What is required
Copy the data exactly; pictures stay out of the copy.

-- Begin Provided records --

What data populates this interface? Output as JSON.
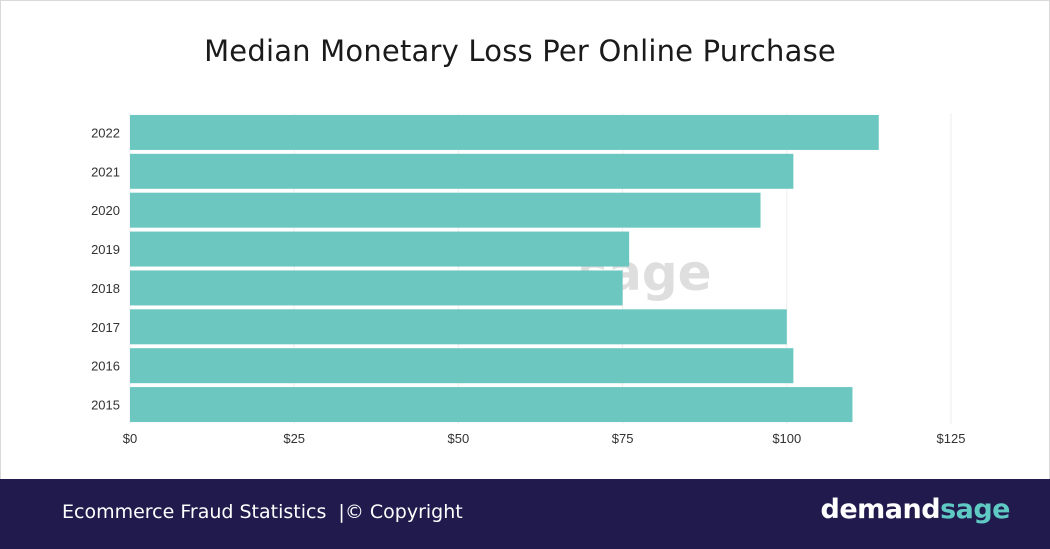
{
  "chart_data": {
    "type": "bar",
    "orientation": "horizontal",
    "title": "Median Monetary Loss Per Online Purchase",
    "categories": [
      "2022",
      "2021",
      "2020",
      "2019",
      "2018",
      "2017",
      "2016",
      "2015"
    ],
    "values": [
      114,
      101,
      96,
      76,
      75,
      100,
      101,
      110
    ],
    "xlim": [
      0,
      125
    ],
    "x_ticks": [
      "$0",
      "$25",
      "$50",
      "$75",
      "$100",
      "$125"
    ],
    "x_tick_values": [
      0,
      25,
      50,
      75,
      100,
      125
    ],
    "grid": true,
    "bar_color": "#6cc7c1",
    "watermark": "sage"
  },
  "footer": {
    "caption": "Ecommerce Fraud Statistics  |© Copyright",
    "brand_part1": "demand",
    "brand_part2": "sage",
    "background": "#201a4d",
    "brand_accent": "#5fc9c3"
  }
}
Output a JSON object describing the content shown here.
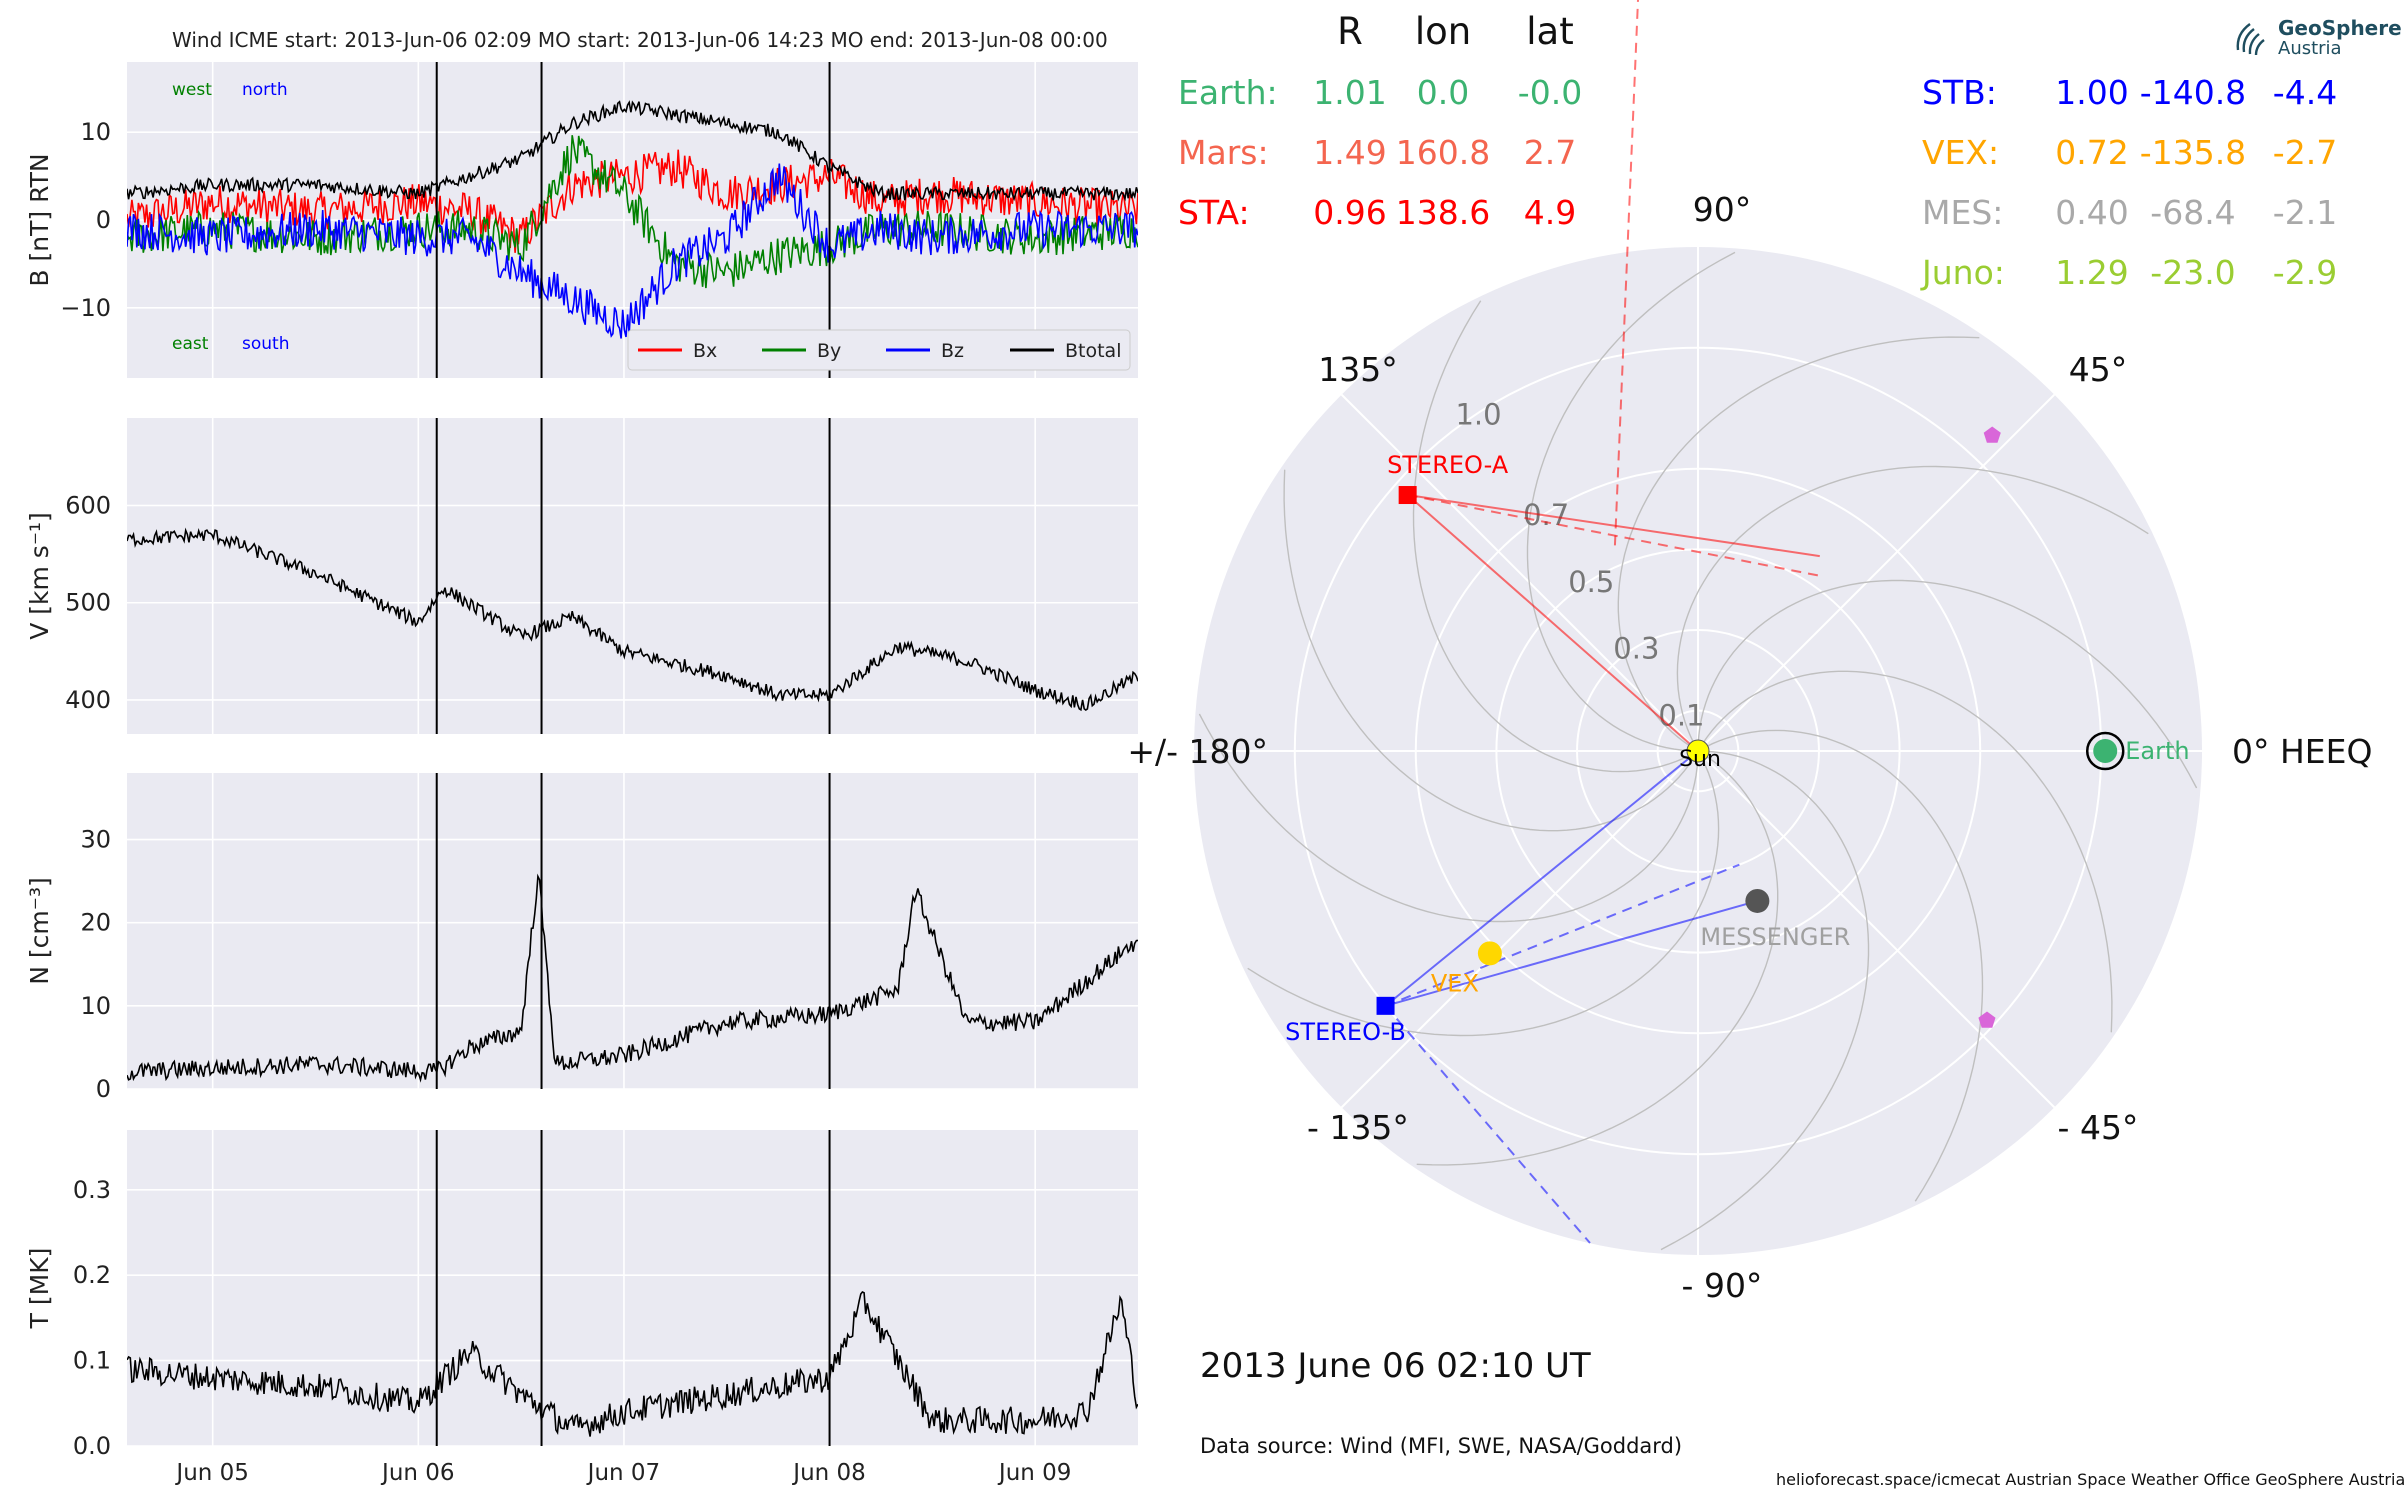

-- End Provided records --

Output for this exercise
What data populates this interface? Output as JSON.
{
  "chart_data": {
    "type": "bar",
    "orientation": "horizontal",
    "title": "Median Monetary Loss Per Online Purchase",
    "categories": [
      "2022",
      "2021",
      "2020",
      "2019",
      "2018",
      "2017",
      "2016",
      "2015"
    ],
    "values": [
      114,
      101,
      96,
      76,
      75,
      100,
      101,
      110
    ],
    "xlim": [
      0,
      125
    ],
    "x_ticks": [
      "$0",
      "$25",
      "$50",
      "$75",
      "$100",
      "$125"
    ],
    "x_tick_values": [
      0,
      25,
      50,
      75,
      100,
      125
    ],
    "grid": true,
    "bar_color": "#6cc7c1",
    "watermark": "sage"
  },
  "footer": {
    "caption": "Ecommerce Fraud Statistics  |© Copyright",
    "brand_part1": "demand",
    "brand_part2": "sage",
    "background": "#201a4d",
    "brand_accent": "#5fc9c3"
  }
}
Output a JSON object describing the content shown here.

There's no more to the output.